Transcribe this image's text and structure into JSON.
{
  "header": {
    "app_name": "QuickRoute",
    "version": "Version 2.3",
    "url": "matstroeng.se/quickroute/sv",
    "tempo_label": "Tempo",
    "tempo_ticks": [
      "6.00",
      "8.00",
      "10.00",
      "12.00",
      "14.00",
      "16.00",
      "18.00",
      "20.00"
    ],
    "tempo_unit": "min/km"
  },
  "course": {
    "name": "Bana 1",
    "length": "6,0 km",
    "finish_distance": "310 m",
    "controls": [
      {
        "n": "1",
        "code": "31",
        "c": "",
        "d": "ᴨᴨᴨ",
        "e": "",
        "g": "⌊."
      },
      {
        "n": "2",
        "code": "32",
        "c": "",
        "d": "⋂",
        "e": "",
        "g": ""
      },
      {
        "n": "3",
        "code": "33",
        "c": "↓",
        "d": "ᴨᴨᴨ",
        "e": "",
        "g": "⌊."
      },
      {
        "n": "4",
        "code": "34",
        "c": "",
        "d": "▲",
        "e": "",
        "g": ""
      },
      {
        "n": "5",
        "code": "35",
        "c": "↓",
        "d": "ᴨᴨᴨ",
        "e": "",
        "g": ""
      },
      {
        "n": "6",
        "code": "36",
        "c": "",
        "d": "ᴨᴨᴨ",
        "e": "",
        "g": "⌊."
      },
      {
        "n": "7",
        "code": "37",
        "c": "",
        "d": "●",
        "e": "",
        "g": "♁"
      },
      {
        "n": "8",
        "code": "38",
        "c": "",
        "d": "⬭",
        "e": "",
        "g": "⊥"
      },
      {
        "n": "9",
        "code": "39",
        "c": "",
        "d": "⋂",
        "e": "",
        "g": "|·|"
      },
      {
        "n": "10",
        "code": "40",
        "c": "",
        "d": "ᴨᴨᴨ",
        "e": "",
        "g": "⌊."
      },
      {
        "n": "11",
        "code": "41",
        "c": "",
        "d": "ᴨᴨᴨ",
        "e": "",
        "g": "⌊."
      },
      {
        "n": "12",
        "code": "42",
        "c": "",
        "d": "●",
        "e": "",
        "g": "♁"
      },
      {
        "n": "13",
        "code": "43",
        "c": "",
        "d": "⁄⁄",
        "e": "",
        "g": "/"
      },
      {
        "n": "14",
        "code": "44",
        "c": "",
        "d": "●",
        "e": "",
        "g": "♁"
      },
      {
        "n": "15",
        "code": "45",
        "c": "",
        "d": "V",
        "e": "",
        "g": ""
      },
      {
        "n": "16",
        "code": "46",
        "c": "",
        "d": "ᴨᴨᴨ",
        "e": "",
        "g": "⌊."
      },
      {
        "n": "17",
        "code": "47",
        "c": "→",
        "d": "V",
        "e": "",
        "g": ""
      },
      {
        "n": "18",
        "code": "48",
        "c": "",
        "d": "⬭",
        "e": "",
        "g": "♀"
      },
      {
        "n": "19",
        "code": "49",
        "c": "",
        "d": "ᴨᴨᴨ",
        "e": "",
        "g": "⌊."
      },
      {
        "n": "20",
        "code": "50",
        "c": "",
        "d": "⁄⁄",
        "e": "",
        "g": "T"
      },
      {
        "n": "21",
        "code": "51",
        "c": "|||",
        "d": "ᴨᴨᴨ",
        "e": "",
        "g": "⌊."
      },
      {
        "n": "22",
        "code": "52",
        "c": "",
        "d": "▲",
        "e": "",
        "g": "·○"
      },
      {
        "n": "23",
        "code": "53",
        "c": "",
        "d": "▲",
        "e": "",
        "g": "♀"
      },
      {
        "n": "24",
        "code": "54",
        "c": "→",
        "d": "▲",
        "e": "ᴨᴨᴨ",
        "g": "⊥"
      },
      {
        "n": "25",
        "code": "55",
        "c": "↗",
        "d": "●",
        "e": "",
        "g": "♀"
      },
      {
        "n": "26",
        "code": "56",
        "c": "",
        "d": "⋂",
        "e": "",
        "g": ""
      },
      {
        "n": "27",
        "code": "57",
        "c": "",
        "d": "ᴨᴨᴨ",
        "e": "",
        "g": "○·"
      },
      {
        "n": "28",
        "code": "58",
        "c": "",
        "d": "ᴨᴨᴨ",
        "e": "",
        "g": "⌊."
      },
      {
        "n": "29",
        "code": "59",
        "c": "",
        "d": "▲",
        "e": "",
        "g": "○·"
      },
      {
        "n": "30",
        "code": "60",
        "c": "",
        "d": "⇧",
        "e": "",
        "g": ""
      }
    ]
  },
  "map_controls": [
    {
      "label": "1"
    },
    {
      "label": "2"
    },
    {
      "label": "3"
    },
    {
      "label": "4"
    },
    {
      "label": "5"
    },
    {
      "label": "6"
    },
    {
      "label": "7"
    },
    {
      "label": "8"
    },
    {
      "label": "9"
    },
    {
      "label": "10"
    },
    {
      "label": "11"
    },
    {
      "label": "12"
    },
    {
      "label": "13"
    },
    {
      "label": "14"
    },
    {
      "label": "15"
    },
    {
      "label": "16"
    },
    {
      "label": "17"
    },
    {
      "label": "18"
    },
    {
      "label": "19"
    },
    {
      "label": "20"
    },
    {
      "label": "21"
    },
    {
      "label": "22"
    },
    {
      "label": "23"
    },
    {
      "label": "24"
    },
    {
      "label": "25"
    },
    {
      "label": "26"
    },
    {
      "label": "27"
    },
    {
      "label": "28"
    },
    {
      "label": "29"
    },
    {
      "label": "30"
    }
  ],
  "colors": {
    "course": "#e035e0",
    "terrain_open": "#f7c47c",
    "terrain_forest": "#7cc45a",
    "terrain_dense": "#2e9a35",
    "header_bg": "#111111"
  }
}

# [DIRECTIONS]
Recopy the entries above exactly, with every line included.

# [TASK RESPONSE]
Transcribe this image's text and structure into JSON.
{
  "header": {
    "app_name": "QuickRoute",
    "version": "Version 2.3",
    "url": "matstroeng.se/quickroute/sv",
    "tempo_label": "Tempo",
    "tempo_ticks": [
      "6.00",
      "8.00",
      "10.00",
      "12.00",
      "14.00",
      "16.00",
      "18.00",
      "20.00"
    ],
    "tempo_unit": "min/km"
  },
  "course": {
    "name": "Bana 1",
    "length": "6,0 km",
    "finish_distance": "310 m",
    "controls": [
      {
        "n": "1",
        "code": "31",
        "c": "",
        "d": "ᴨᴨᴨ",
        "e": "",
        "g": "⌊."
      },
      {
        "n": "2",
        "code": "32",
        "c": "",
        "d": "⋂",
        "e": "",
        "g": ""
      },
      {
        "n": "3",
        "code": "33",
        "c": "↓",
        "d": "ᴨᴨᴨ",
        "e": "",
        "g": "⌊."
      },
      {
        "n": "4",
        "code": "34",
        "c": "",
        "d": "▲",
        "e": "",
        "g": ""
      },
      {
        "n": "5",
        "code": "35",
        "c": "↓",
        "d": "ᴨᴨᴨ",
        "e": "",
        "g": ""
      },
      {
        "n": "6",
        "code": "36",
        "c": "",
        "d": "ᴨᴨᴨ",
        "e": "",
        "g": "⌊."
      },
      {
        "n": "7",
        "code": "37",
        "c": "",
        "d": "●",
        "e": "",
        "g": "♁"
      },
      {
        "n": "8",
        "code": "38",
        "c": "",
        "d": "⬭",
        "e": "",
        "g": "⊥"
      },
      {
        "n": "9",
        "code": "39",
        "c": "",
        "d": "⋂",
        "e": "",
        "g": "|·|"
      },
      {
        "n": "10",
        "code": "40",
        "c": "",
        "d": "ᴨᴨᴨ",
        "e": "",
        "g": "⌊."
      },
      {
        "n": "11",
        "code": "41",
        "c": "",
        "d": "ᴨᴨᴨ",
        "e": "",
        "g": "⌊."
      },
      {
        "n": "12",
        "code": "42",
        "c": "",
        "d": "●",
        "e": "",
        "g": "♁"
      },
      {
        "n": "13",
        "code": "43",
        "c": "",
        "d": "⁄⁄",
        "e": "",
        "g": "/"
      },
      {
        "n": "14",
        "code": "44",
        "c": "",
        "d": "●",
        "e": "",
        "g": "♁"
      },
      {
        "n": "15",
        "code": "45",
        "c": "",
        "d": "V",
        "e": "",
        "g": ""
      },
      {
        "n": "16",
        "code": "46",
        "c": "",
        "d": "ᴨᴨᴨ",
        "e": "",
        "g": "⌊."
      },
      {
        "n": "17",
        "code": "47",
        "c": "→",
        "d": "V",
        "e": "",
        "g": ""
      },
      {
        "n": "18",
        "code": "48",
        "c": "",
        "d": "⬭",
        "e": "",
        "g": "♀"
      },
      {
        "n": "19",
        "code": "49",
        "c": "",
        "d": "ᴨᴨᴨ",
        "e": "",
        "g": "⌊."
      },
      {
        "n": "20",
        "code": "50",
        "c": "",
        "d": "⁄⁄",
        "e": "",
        "g": "T"
      },
      {
        "n": "21",
        "code": "51",
        "c": "|||",
        "d": "ᴨᴨᴨ",
        "e": "",
        "g": "⌊."
      },
      {
        "n": "22",
        "code": "52",
        "c": "",
        "d": "▲",
        "e": "",
        "g": "·○"
      },
      {
        "n": "23",
        "code": "53",
        "c": "",
        "d": "▲",
        "e": "",
        "g": "♀"
      },
      {
        "n": "24",
        "code": "54",
        "c": "→",
        "d": "▲",
        "e": "ᴨᴨᴨ",
        "g": "⊥"
      },
      {
        "n": "25",
        "code": "55",
        "c": "↗",
        "d": "●",
        "e": "",
        "g": "♀"
      },
      {
        "n": "26",
        "code": "56",
        "c": "",
        "d": "⋂",
        "e": "",
        "g": ""
      },
      {
        "n": "27",
        "code": "57",
        "c": "",
        "d": "ᴨᴨᴨ",
        "e": "",
        "g": "○·"
      },
      {
        "n": "28",
        "code": "58",
        "c": "",
        "d": "ᴨᴨᴨ",
        "e": "",
        "g": "⌊."
      },
      {
        "n": "29",
        "code": "59",
        "c": "",
        "d": "▲",
        "e": "",
        "g": "○·"
      },
      {
        "n": "30",
        "code": "60",
        "c": "",
        "d": "⇧",
        "e": "",
        "g": ""
      }
    ]
  },
  "map_controls": [
    {
      "label": "1"
    },
    {
      "label": "2"
    },
    {
      "label": "3"
    },
    {
      "label": "4"
    },
    {
      "label": "5"
    },
    {
      "label": "6"
    },
    {
      "label": "7"
    },
    {
      "label": "8"
    },
    {
      "label": "9"
    },
    {
      "label": "10"
    },
    {
      "label": "11"
    },
    {
      "label": "12"
    },
    {
      "label": "13"
    },
    {
      "label": "14"
    },
    {
      "label": "15"
    },
    {
      "label": "16"
    },
    {
      "label": "17"
    },
    {
      "label": "18"
    },
    {
      "label": "19"
    },
    {
      "label": "20"
    },
    {
      "label": "21"
    },
    {
      "label": "22"
    },
    {
      "label": "23"
    },
    {
      "label": "24"
    },
    {
      "label": "25"
    },
    {
      "label": "26"
    },
    {
      "label": "27"
    },
    {
      "label": "28"
    },
    {
      "label": "29"
    },
    {
      "label": "30"
    }
  ],
  "colors": {
    "course": "#e035e0",
    "terrain_open": "#f7c47c",
    "terrain_forest": "#7cc45a",
    "terrain_dense": "#2e9a35",
    "header_bg": "#111111"
  }
}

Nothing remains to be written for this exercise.